Exercise brief>
Copy every record below exactly as written, but leave out the pictures.

#####

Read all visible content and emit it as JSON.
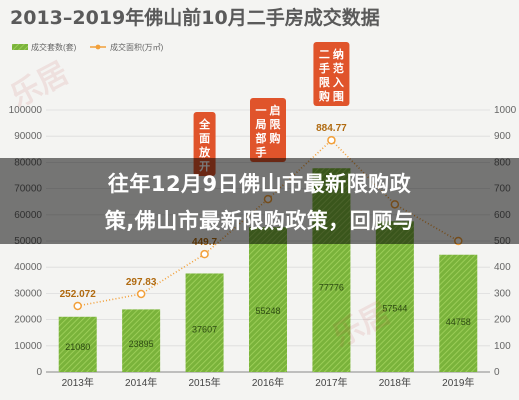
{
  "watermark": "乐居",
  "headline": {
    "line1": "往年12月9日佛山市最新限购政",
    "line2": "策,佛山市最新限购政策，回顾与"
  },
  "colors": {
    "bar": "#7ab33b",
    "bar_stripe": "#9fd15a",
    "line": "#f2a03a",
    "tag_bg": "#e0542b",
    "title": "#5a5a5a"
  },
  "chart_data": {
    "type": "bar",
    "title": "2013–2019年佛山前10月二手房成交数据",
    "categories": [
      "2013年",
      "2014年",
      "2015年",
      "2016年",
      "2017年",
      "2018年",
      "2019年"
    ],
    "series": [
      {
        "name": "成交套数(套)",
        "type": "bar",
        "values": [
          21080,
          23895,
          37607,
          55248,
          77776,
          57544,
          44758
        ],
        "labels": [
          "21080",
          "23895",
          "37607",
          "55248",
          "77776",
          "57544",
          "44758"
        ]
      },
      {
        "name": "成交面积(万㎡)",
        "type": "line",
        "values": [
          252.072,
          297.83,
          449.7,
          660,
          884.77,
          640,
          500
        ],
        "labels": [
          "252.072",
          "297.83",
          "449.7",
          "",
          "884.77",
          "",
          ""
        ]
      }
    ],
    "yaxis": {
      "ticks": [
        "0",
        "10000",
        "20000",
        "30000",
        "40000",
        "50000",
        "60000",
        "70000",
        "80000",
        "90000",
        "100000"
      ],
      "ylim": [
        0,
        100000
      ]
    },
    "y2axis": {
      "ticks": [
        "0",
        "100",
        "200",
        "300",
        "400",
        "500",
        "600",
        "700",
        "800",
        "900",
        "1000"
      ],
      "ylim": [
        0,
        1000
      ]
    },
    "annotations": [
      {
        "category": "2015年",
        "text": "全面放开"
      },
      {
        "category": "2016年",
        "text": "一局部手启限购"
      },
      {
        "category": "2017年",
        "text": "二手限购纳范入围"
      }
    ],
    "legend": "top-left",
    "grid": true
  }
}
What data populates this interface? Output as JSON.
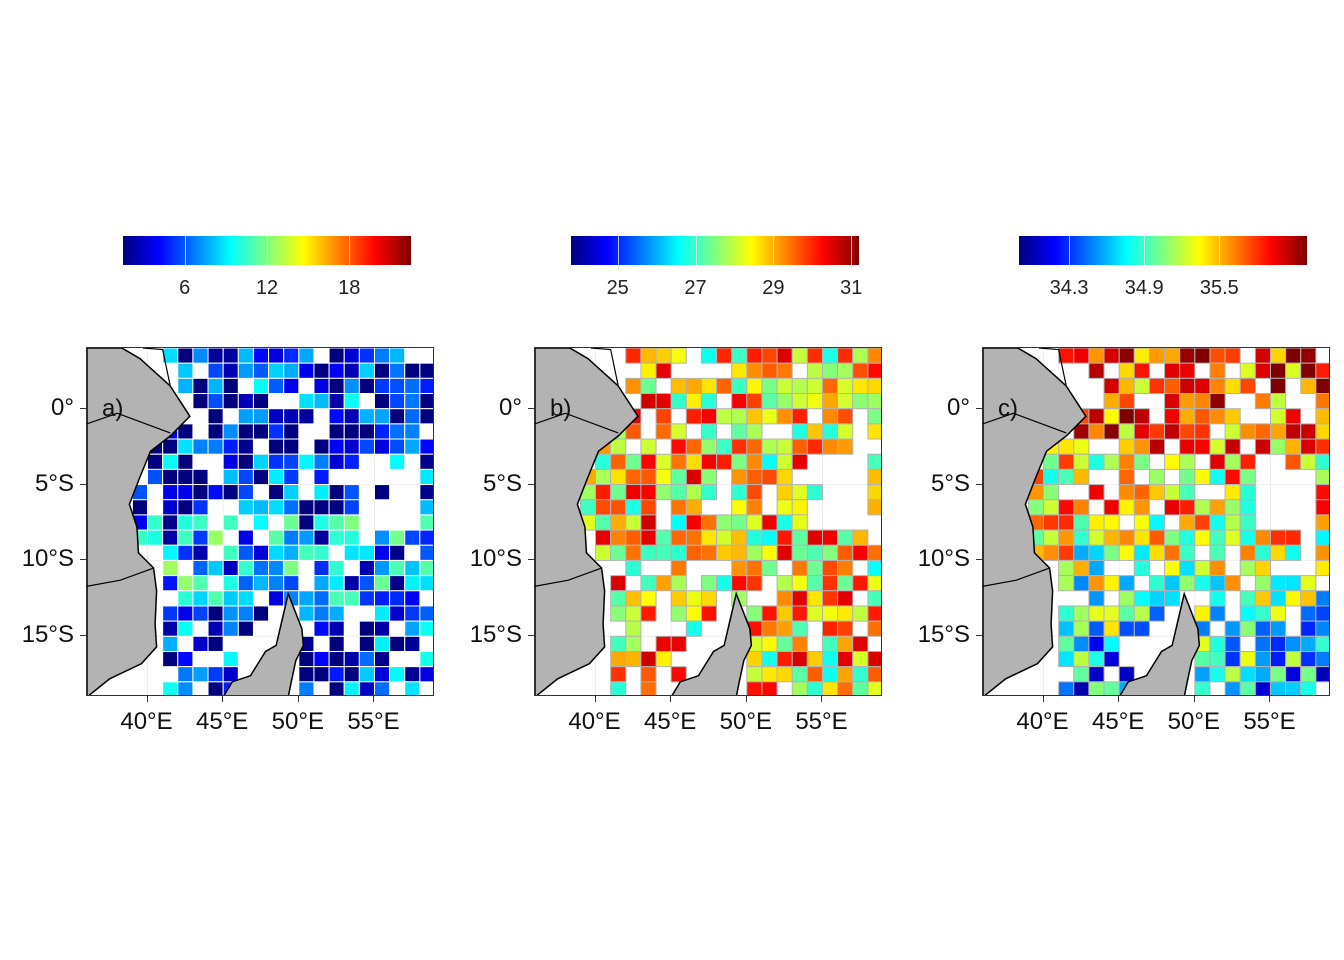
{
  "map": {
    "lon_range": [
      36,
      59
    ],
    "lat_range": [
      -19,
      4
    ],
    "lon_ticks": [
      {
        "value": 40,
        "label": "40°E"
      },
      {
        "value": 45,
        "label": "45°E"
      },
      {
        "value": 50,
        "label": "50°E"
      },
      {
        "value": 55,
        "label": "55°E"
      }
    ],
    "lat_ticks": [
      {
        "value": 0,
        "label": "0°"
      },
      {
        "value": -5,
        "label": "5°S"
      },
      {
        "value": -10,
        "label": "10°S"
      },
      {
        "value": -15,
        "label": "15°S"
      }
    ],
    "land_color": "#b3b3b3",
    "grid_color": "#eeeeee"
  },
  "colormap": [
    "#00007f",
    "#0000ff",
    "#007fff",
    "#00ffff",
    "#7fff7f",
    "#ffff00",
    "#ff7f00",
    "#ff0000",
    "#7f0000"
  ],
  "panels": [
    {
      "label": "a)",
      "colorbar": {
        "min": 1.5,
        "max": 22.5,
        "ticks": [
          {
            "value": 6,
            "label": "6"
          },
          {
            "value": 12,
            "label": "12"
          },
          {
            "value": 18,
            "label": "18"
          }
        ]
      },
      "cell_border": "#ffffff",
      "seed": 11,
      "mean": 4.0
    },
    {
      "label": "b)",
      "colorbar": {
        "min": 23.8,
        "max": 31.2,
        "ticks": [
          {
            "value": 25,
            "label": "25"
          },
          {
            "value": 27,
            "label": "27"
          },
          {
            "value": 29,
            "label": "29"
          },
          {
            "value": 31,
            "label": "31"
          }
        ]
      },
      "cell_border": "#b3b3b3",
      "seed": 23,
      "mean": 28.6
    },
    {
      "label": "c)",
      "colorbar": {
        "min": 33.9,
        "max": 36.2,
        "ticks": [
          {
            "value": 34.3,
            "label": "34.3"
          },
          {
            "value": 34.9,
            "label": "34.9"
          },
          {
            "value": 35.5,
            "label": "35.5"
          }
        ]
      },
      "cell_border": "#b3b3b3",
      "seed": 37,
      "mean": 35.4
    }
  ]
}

#####

Correct result>
Read all visible content and emit it as JSON.
{
  "watermark": "乐居",
  "headline": {
    "line1": "往年12月9日佛山市最新限购政",
    "line2": "策,佛山市最新限购政策，回顾与"
  },
  "colors": {
    "bar": "#7ab33b",
    "bar_stripe": "#9fd15a",
    "line": "#f2a03a",
    "tag_bg": "#e0542b",
    "title": "#5a5a5a"
  },
  "chart_data": {
    "type": "bar",
    "title": "2013–2019年佛山前10月二手房成交数据",
    "categories": [
      "2013年",
      "2014年",
      "2015年",
      "2016年",
      "2017年",
      "2018年",
      "2019年"
    ],
    "series": [
      {
        "name": "成交套数(套)",
        "type": "bar",
        "values": [
          21080,
          23895,
          37607,
          55248,
          77776,
          57544,
          44758
        ],
        "labels": [
          "21080",
          "23895",
          "37607",
          "55248",
          "77776",
          "57544",
          "44758"
        ]
      },
      {
        "name": "成交面积(万㎡)",
        "type": "line",
        "values": [
          252.072,
          297.83,
          449.7,
          660,
          884.77,
          640,
          500
        ],
        "labels": [
          "252.072",
          "297.83",
          "449.7",
          "",
          "884.77",
          "",
          ""
        ]
      }
    ],
    "yaxis": {
      "ticks": [
        "0",
        "10000",
        "20000",
        "30000",
        "40000",
        "50000",
        "60000",
        "70000",
        "80000",
        "90000",
        "100000"
      ],
      "ylim": [
        0,
        100000
      ]
    },
    "y2axis": {
      "ticks": [
        "0",
        "100",
        "200",
        "300",
        "400",
        "500",
        "600",
        "700",
        "800",
        "900",
        "1000"
      ],
      "ylim": [
        0,
        1000
      ]
    },
    "annotations": [
      {
        "category": "2015年",
        "text": "全面放开"
      },
      {
        "category": "2016年",
        "text": "一局部手启限购"
      },
      {
        "category": "2017年",
        "text": "二手限购纳范入围"
      }
    ],
    "legend": "top-left",
    "grid": true
  }
}
What data populates this interface? Output as JSON.
{
  "map": {
    "lon_range": [
      36,
      59
    ],
    "lat_range": [
      -19,
      4
    ],
    "lon_ticks": [
      {
        "value": 40,
        "label": "40°E"
      },
      {
        "value": 45,
        "label": "45°E"
      },
      {
        "value": 50,
        "label": "50°E"
      },
      {
        "value": 55,
        "label": "55°E"
      }
    ],
    "lat_ticks": [
      {
        "value": 0,
        "label": "0°"
      },
      {
        "value": -5,
        "label": "5°S"
      },
      {
        "value": -10,
        "label": "10°S"
      },
      {
        "value": -15,
        "label": "15°S"
      }
    ],
    "land_color": "#b3b3b3",
    "grid_color": "#eeeeee"
  },
  "colormap": [
    "#00007f",
    "#0000ff",
    "#007fff",
    "#00ffff",
    "#7fff7f",
    "#ffff00",
    "#ff7f00",
    "#ff0000",
    "#7f0000"
  ],
  "panels": [
    {
      "label": "a)",
      "colorbar": {
        "min": 1.5,
        "max": 22.5,
        "ticks": [
          {
            "value": 6,
            "label": "6"
          },
          {
            "value": 12,
            "label": "12"
          },
          {
            "value": 18,
            "label": "18"
          }
        ]
      },
      "cell_border": "#ffffff",
      "seed": 11,
      "mean": 4.0
    },
    {
      "label": "b)",
      "colorbar": {
        "min": 23.8,
        "max": 31.2,
        "ticks": [
          {
            "value": 25,
            "label": "25"
          },
          {
            "value": 27,
            "label": "27"
          },
          {
            "value": 29,
            "label": "29"
          },
          {
            "value": 31,
            "label": "31"
          }
        ]
      },
      "cell_border": "#b3b3b3",
      "seed": 23,
      "mean": 28.6
    },
    {
      "label": "c)",
      "colorbar": {
        "min": 33.9,
        "max": 36.2,
        "ticks": [
          {
            "value": 34.3,
            "label": "34.3"
          },
          {
            "value": 34.9,
            "label": "34.9"
          },
          {
            "value": 35.5,
            "label": "35.5"
          }
        ]
      },
      "cell_border": "#b3b3b3",
      "seed": 37,
      "mean": 35.4
    }
  ]
}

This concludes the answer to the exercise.